--- START ---
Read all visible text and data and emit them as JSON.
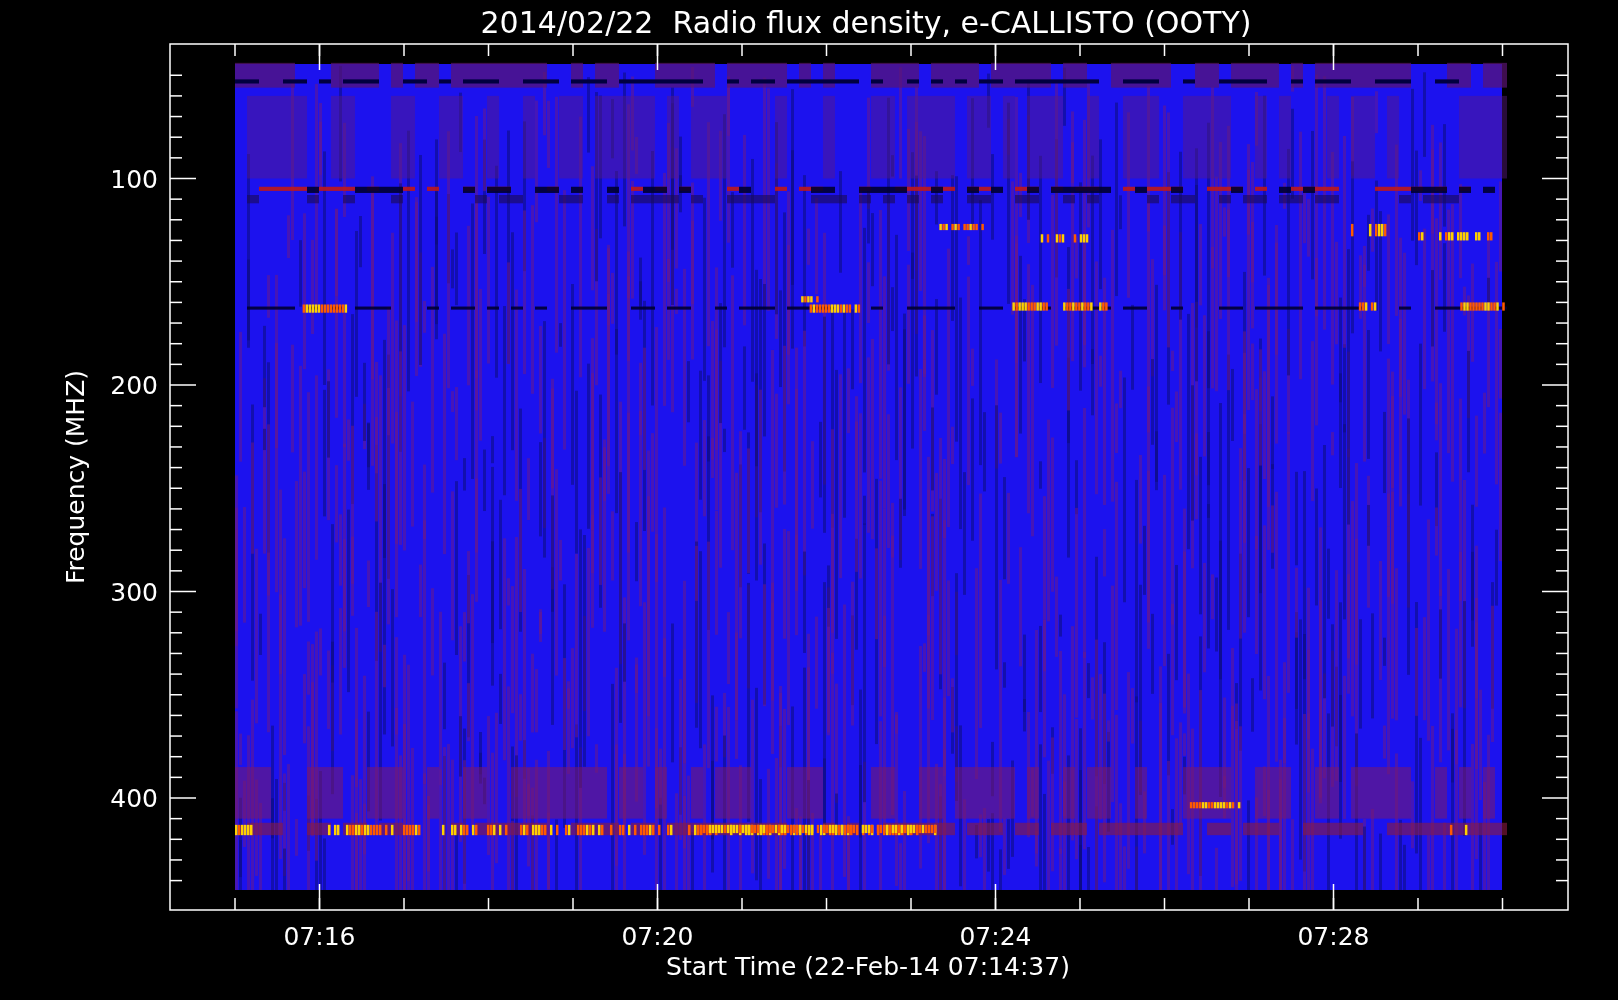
{
  "title": "2014/02/22  Radio flux density, e-CALLISTO (OOTY)",
  "y_axis": {
    "label": "Frequency (MHZ)",
    "ticks": [
      "100",
      "200",
      "300",
      "400"
    ]
  },
  "x_axis": {
    "label": "Start Time (22-Feb-14 07:14:37)",
    "ticks": [
      "07:16",
      "07:20",
      "07:24",
      "07:28"
    ]
  }
}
--- END ---
TASK STATEMENT
Reply with the number of lines in the data that include the string "label" and nothing else.

OUTPUT FOR THIS EXERCISE
2